The majority concluded that the Service may not employ an aggregate method for estimating the employer's FICA tax directly and must instead first "audit[] the employees' records or otherwise determin[e] the amount each employee earned in tips." Pet. App. 13a. The majority held that there is "no way to determine the employer's FICA tax liability without making an employee-by-employee determination of the taxable tips each has earned." Ibid.

b. Judge McKeown disagreed with the reasoning and conclusion of the majority. Pet. App. 18a-33a. She explained that, even if "the statutes do not directly address whether the IRS has the authority to make aggregate assessments with respect to unreported tips, * * * they are certainly broad enough to permit the IRS to do so." Id. at 25a. She noted, moreover, that the decision in this case squarely conflicts with the decisions of several other circuits that have upheld the authority of the Internal Revenue Service to make assessments of employer FICA taxes based on aggregate calculations of unreported tip income. Id. at 19a-23a (citing 330 West Hubbard Restaurant Corp. v. United States, 203 F.3d 990 (7th Cir. 2000); Bubble Room, Inc. v. United States, 159 F.3d 553 (Fed. Cir. 1998); Morrison Restaurants, Inc. v. United States, 118 F.3d 1526 (11th Cir. 1997)). Judge McKeown emphasized that "[e]very circuit court that has addressed the aggregate assessment issue has come to the opposite conclusion from the majority." Pet. App. 22a. She concluded that these other circuits correctly rejected respondent's assertion that individual audits of individual employees must be conducted before FICA taxes may be assessed against the employer. Id. at 23a-30a.

# Dataset entries
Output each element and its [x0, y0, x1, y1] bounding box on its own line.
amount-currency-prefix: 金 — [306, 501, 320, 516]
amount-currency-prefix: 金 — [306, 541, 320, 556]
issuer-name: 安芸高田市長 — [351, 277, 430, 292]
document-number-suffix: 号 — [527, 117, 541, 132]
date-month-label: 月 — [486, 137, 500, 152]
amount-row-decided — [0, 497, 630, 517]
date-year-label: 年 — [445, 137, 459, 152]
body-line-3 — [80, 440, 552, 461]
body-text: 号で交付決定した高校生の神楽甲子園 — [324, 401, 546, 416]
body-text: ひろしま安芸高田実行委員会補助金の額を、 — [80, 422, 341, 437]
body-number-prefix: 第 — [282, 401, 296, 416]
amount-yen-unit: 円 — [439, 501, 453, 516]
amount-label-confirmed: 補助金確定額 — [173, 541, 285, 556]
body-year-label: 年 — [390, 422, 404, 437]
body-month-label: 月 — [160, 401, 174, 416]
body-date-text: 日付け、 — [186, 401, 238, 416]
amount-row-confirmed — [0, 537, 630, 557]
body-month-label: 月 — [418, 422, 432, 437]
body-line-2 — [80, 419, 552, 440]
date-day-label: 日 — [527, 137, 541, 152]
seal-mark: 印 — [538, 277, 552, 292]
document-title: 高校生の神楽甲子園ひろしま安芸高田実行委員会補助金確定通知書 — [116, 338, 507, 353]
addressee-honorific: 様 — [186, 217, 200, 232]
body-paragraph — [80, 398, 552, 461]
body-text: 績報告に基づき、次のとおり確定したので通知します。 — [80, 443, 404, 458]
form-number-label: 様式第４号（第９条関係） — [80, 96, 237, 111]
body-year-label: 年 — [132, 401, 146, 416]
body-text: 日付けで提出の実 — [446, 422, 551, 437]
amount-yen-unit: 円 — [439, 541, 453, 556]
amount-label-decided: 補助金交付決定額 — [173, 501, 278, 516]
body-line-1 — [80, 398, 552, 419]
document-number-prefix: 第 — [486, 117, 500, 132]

# What you will do
a) Check each statement against the passage on the FICA tip assessment ruling. Answer yes or no for each, and quote the words from the passage that settle it.
(i) The majority held that the Service may use an aggregate method to estimate the employer's FICA tax directly.
(ii) Judge McKeown stressed that every circuit court that had taken up the aggregate assessment issue reached the opposite result from the majority.
(iii) Bubble Room, Inc. v. United States was decided by the Eleventh Circuit.
b) Name every court case cited in the passage on the FICA tip assessment ruling.
c) Carry on the passage on the FICA tip assessment ruling, picking up right after its final sentence.

# Outputs in order
a)
(i) No: "the Service may not employ an aggregate method for estimating the employer's FICA tax directly"
(ii) Yes: "[e]very circuit court that has addressed the aggregate assessment issue has come to the opposite conclusion from the majority."
(iii) No: "Bubble Room, Inc. v. United States, 159 F.3d 553 (Fed. Cir. 1998)"

b)
330 West Hubbard Restaurant Corp. v. United States
Bubble Room, Inc. v. United States
Morrison Restaurants, Inc. v. United States

c)
c. The petition for rehearing en banc filed by the United States was denied by the court of appeals. Pet. App. 54a.

SUMMARY OF ARGUMENT

I. An "assessment" is the government's administrative determination of the amount of taxes due. 26 U.S.C. 6203. Unless the taxpayer establishes that the assessment is arbitrary and "without any foundation" (United States v. Janis, 428 U.S. 433, 441 (1976)), the assessment is entitled to a rebuttable "presumption of correctness" in tax litigation. This presumption of correctness places both the burden of going forward and the burden of persuasion on the taxpayer in tax litigation.

Indeed, in a refund case, the taxpayer has a dual burden of proof: he must first prove that the assessment is erroneous and must then establish the correct amount of tax owed. It is not enough in a refund suit for the taxpayer to prove only that the government's assessment is procedurally or substantively defective. United States v. Janis, 428 U.S. at 440. If the assessment is invalid, the court may give it no weight but the taxpayer nonetheless retains the burden of establishing "the correct amount of his tax liability." Ibid.

By contrast, in a collection case brought to enforce an unpaid tax assessment, the government bears the initial burden of going forward, which it fulfills by establishing the fact and the amount of the unpaid assessment. Only if the assessment is shown to be "naked and without any foundation" will the government bear the burden of proof in a collection suit. United States v. Janis, 428 U.S. at 442.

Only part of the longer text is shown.